The task: Using the records that follow, copy every line containing the word "деятельности".

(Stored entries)
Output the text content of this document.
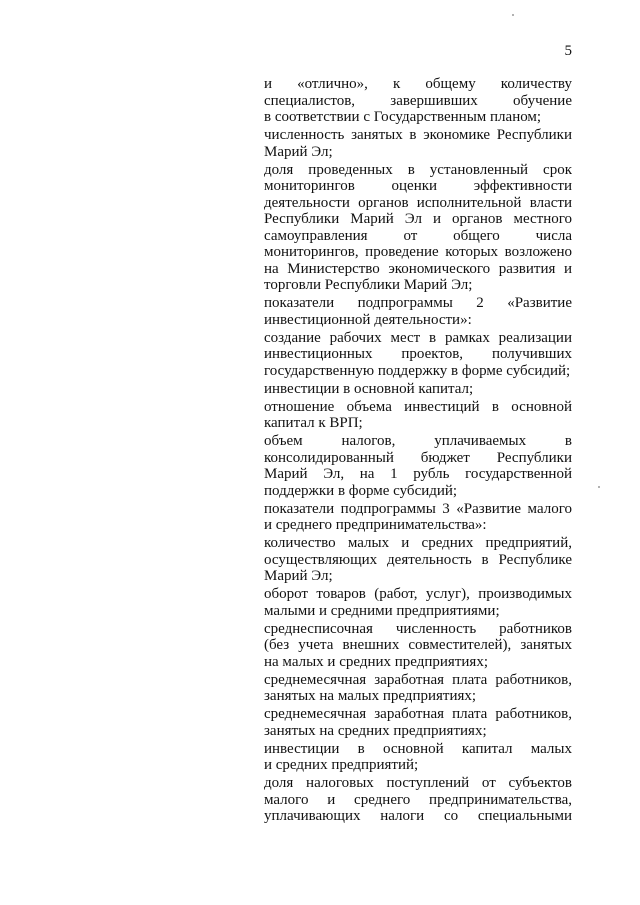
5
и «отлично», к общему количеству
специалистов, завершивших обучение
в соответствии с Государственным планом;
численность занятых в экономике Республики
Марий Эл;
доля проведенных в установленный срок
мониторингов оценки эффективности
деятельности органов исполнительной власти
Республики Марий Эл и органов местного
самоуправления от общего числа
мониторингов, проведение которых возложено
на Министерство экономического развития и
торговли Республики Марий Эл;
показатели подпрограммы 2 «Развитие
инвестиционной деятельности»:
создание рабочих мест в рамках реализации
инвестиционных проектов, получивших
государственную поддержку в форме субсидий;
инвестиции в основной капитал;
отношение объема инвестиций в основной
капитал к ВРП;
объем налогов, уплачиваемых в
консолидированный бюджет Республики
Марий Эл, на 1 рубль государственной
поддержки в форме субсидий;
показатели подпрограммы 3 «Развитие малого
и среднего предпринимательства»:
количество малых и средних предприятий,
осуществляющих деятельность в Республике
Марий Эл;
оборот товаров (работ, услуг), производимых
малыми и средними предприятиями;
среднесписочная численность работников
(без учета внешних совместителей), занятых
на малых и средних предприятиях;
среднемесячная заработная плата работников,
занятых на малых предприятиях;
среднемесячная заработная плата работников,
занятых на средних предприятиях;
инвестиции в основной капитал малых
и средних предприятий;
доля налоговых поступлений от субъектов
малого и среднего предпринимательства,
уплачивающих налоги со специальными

Correct answer:
деятельности органов исполнительной власти
инвестиционной деятельности»:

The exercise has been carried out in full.